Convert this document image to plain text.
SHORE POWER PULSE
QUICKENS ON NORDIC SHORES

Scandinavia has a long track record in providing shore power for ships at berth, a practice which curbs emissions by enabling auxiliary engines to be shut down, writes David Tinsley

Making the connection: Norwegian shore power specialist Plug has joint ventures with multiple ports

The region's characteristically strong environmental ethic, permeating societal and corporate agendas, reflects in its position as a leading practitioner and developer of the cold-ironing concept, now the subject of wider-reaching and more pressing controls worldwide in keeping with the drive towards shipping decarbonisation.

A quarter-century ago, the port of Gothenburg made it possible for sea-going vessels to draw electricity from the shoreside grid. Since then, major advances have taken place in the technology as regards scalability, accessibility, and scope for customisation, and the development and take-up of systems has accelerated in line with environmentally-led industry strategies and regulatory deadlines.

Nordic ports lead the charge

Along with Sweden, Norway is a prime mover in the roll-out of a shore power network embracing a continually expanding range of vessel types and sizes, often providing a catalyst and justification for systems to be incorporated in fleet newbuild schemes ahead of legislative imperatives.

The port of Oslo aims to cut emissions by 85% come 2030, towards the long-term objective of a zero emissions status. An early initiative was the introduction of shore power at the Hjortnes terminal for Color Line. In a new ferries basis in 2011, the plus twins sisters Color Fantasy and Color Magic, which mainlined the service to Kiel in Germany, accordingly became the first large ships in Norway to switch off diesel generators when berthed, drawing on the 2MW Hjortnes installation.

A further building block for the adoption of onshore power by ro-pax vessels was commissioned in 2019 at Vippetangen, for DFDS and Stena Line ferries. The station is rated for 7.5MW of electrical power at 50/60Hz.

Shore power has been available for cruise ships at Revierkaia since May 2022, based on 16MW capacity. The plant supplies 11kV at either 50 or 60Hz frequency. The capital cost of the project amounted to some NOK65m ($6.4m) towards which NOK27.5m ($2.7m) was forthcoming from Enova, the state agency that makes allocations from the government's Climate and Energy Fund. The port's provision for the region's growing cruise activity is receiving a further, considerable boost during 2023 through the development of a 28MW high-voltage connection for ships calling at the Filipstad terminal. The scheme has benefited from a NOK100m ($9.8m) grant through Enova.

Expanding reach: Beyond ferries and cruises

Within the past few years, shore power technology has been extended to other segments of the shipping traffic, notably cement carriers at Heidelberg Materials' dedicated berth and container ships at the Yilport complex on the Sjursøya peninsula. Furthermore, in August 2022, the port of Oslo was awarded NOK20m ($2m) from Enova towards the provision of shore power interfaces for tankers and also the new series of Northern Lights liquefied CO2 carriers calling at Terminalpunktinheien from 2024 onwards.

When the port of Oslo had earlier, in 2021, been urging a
● ● ●
** TASK DIRECTIONS **
All of the entries above must be quoted exactly.

** FULL ANSWER **
Convert this document image to plain text.
SHORE POWER PULSE
QUICKENS ON NORDIC SHORES

Scandinavia has a long track record in providing shore power for ships at berth, a practice which curbs emissions by enabling auxiliary engines to be shut down, writes David Tinsley

Making the connection: Norwegian shore power specialist Plug has joint ventures with multiple ports

The region's characteristically strong environmental ethic, permeating societal and corporate agendas, reflects in its position as a leading practitioner and developer of the cold-ironing concept, now the subject of wider-reaching and more pressing controls worldwide in keeping with the drive towards shipping decarbonisation.

A quarter-century ago, the port of Gothenburg made it possible for sea-going vessels to draw electricity from the shoreside grid. Since then, major advances have taken place in the technology as regards scalability, accessibility, and scope for customisation, and the development and take-up of systems has accelerated in line with environmentally-led industry strategies and regulatory deadlines.

Nordic ports lead the charge

Along with Sweden, Norway is a prime mover in the roll-out of a shore power network embracing a continually expanding range of vessel types and sizes, often providing a catalyst and justification for systems to be incorporated in fleet newbuild schemes ahead of legislative imperatives.

The port of Oslo aims to cut emissions by 85% come 2030, towards the long-term objective of a zero emissions status. An early initiative was the introduction of shore power at the Hjortnes terminal for Color Line. In a new ferries basis in 2011, the plus twins sisters Color Fantasy and Color Magic, which mainlined the service to Kiel in Germany, accordingly became the first large ships in Norway to switch off diesel generators when berthed, drawing on the 2MW Hjortnes installation.

A further building block for the adoption of onshore power by ro-pax vessels was commissioned in 2019 at Vippetangen, for DFDS and Stena Line ferries. The station is rated for 7.5MW of electrical power at 50/60Hz.

Shore power has been available for cruise ships at Revierkaia since May 2022, based on 16MW capacity. The plant supplies 11kV at either 50 or 60Hz frequency. The capital cost of the project amounted to some NOK65m ($6.4m) towards which NOK27.5m ($2.7m) was forthcoming from Enova, the state agency that makes allocations from the government's Climate and Energy Fund. The port's provision for the region's growing cruise activity is receiving a further, considerable boost during 2023 through the development of a 28MW high-voltage connection for ships calling at the Filipstad terminal. The scheme has benefited from a NOK100m ($9.8m) grant through Enova.

Expanding reach: Beyond ferries and cruises

Within the past few years, shore power technology has been extended to other segments of the shipping traffic, notably cement carriers at Heidelberg Materials' dedicated berth and container ships at the Yilport complex on the Sjursøya peninsula. Furthermore, in August 2022, the port of Oslo was awarded NOK20m ($2m) from Enova towards the provision of shore power interfaces for tankers and also the new series of Northern Lights liquefied CO2 carriers calling at Terminalpunktinheien from 2024 onwards.

When the port of Oslo had earlier, in 2021, been urging a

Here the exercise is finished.